TASK INSTRUCTIONS:
Reproduce each line of the material below, from the first one through the line containing "vertical-scale-ruler xyxy=(226,50,264,898)", with that line included.

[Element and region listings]

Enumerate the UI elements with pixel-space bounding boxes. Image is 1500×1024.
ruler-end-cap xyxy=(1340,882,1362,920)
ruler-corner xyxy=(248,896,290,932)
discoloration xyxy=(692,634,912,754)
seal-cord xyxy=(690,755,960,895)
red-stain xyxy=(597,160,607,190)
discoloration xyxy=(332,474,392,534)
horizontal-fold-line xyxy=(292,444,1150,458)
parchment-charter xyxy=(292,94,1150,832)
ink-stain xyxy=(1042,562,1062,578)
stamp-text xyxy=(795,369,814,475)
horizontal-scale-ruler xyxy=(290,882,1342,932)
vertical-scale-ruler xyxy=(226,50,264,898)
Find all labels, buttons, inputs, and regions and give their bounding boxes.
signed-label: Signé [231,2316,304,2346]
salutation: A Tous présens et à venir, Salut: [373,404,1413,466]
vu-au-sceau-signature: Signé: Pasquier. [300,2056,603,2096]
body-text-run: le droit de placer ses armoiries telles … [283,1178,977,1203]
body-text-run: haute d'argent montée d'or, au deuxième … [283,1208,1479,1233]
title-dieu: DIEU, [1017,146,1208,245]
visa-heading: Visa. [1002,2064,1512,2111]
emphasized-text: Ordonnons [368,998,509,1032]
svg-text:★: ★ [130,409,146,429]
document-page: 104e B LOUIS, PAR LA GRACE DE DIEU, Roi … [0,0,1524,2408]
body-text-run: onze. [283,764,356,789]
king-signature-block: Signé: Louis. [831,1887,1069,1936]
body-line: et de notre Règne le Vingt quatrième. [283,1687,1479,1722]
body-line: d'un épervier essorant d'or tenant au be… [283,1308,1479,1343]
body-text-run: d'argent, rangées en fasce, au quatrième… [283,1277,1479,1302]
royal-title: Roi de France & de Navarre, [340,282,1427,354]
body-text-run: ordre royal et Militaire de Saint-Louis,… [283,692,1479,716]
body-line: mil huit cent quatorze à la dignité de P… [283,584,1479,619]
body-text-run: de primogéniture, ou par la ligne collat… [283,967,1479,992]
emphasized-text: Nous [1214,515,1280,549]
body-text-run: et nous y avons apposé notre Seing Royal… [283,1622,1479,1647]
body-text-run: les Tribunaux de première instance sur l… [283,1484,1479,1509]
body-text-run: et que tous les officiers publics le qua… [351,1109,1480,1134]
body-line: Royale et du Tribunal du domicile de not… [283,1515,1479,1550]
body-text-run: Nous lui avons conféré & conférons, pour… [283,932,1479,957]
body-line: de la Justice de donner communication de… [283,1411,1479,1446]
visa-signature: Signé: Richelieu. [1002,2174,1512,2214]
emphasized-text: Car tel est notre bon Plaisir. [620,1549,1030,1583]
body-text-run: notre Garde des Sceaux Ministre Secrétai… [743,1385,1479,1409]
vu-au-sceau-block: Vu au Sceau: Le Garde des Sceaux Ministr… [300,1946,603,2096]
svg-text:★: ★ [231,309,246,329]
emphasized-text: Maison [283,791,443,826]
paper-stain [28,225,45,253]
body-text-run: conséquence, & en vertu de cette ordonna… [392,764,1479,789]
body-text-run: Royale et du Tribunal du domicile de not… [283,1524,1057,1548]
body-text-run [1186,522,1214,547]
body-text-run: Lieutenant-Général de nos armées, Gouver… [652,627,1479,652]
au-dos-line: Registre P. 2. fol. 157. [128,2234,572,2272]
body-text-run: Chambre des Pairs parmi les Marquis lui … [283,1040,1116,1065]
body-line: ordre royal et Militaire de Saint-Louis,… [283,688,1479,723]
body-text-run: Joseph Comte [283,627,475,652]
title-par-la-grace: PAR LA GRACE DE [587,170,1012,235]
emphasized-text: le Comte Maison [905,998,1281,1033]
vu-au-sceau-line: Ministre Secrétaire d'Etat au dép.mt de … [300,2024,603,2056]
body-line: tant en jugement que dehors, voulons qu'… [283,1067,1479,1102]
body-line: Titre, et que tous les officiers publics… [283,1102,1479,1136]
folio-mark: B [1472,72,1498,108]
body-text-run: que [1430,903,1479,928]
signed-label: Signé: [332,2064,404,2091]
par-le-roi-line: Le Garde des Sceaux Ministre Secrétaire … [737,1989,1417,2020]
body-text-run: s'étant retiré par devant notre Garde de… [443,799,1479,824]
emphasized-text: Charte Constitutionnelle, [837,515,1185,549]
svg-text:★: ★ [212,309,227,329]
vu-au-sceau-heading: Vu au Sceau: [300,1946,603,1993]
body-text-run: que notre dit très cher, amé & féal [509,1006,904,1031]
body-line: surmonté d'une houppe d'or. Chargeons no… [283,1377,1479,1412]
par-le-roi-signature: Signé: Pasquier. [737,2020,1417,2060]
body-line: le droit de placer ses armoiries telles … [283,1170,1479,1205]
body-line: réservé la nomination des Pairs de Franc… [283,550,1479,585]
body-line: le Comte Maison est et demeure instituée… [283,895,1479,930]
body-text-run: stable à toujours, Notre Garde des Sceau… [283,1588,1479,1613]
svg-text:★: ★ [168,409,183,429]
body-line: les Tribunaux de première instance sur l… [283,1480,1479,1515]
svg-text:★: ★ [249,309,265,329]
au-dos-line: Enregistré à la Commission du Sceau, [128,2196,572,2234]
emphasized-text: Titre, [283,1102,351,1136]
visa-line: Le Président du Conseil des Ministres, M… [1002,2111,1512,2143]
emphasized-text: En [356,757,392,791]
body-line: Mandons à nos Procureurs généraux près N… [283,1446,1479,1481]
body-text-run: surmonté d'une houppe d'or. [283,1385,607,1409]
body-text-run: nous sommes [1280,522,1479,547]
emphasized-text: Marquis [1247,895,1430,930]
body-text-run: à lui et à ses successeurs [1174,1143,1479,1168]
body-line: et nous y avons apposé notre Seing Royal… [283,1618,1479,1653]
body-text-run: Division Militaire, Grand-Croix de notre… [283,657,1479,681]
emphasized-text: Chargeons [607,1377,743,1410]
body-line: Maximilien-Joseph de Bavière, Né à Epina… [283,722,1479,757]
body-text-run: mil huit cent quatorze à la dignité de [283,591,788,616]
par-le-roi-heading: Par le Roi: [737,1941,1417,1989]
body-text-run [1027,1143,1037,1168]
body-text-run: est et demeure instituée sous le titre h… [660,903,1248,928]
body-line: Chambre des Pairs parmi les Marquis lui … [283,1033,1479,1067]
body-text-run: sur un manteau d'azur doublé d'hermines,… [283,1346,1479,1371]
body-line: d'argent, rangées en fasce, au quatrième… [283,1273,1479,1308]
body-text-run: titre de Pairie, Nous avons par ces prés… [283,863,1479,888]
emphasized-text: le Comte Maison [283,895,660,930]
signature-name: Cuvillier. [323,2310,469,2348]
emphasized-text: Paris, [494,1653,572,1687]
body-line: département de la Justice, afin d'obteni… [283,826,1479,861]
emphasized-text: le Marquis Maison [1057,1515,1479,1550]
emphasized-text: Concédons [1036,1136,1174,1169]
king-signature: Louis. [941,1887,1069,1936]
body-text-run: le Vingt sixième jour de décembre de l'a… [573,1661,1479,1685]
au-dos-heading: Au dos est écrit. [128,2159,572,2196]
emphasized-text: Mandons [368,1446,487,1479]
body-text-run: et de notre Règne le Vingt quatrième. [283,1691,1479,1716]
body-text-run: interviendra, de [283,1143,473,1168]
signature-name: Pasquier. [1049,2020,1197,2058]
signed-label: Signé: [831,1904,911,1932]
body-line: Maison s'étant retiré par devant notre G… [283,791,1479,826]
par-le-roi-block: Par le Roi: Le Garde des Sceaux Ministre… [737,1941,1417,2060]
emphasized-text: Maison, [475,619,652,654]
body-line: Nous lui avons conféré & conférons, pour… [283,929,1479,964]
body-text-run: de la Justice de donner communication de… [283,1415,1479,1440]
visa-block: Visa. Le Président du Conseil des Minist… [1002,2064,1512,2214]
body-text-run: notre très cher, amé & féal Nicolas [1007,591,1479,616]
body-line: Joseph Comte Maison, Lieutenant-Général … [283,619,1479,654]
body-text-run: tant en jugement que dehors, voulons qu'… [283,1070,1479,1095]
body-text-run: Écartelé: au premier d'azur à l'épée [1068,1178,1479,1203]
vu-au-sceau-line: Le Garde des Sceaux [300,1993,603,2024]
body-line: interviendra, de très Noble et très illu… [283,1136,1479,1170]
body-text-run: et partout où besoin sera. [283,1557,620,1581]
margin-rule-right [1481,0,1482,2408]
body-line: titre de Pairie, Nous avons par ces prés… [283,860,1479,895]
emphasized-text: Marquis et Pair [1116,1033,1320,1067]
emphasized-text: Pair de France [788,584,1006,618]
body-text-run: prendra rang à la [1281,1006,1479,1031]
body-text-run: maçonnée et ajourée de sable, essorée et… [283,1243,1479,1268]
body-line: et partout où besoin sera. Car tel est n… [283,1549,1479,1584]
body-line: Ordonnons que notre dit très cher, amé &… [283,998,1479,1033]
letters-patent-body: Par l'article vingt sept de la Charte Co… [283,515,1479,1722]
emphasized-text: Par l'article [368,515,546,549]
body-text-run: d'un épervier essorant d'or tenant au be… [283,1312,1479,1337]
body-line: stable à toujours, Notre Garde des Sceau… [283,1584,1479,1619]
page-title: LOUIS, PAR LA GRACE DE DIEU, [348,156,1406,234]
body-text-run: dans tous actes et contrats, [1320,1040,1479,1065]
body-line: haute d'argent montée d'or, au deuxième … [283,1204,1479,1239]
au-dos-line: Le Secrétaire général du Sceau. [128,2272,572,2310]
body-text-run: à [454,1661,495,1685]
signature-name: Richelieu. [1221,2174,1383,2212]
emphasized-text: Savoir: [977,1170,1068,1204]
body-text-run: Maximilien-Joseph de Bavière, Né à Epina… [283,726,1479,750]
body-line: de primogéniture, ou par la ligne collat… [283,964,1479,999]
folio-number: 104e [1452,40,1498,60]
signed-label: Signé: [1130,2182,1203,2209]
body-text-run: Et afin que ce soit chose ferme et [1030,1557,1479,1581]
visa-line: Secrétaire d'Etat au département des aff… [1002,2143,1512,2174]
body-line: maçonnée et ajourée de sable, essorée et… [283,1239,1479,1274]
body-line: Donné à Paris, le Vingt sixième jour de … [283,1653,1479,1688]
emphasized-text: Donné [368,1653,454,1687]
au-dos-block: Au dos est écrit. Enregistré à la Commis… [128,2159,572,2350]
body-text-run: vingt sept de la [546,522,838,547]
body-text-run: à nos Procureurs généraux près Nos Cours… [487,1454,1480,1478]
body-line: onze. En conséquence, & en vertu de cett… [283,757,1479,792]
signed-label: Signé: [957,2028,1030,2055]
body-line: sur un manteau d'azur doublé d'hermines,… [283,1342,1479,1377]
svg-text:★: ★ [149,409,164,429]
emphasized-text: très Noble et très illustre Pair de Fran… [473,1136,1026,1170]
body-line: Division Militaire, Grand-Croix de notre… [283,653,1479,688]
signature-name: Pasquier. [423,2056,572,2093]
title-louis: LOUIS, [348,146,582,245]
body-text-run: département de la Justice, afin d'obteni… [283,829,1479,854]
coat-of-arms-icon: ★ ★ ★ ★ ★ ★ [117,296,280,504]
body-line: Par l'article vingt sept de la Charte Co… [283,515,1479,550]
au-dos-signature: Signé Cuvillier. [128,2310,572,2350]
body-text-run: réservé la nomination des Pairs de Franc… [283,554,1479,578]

RESULT OF THE TASK:
Enumerate the UI elements with pixel-space bounding boxes. Image is 1500×1024.
ruler-end-cap xyxy=(1340,882,1362,920)
ruler-corner xyxy=(248,896,290,932)
discoloration xyxy=(692,634,912,754)
seal-cord xyxy=(690,755,960,895)
red-stain xyxy=(597,160,607,190)
discoloration xyxy=(332,474,392,534)
horizontal-fold-line xyxy=(292,444,1150,458)
parchment-charter xyxy=(292,94,1150,832)
ink-stain xyxy=(1042,562,1062,578)
stamp-text xyxy=(795,369,814,475)
horizontal-scale-ruler xyxy=(290,882,1342,932)
vertical-scale-ruler xyxy=(226,50,264,898)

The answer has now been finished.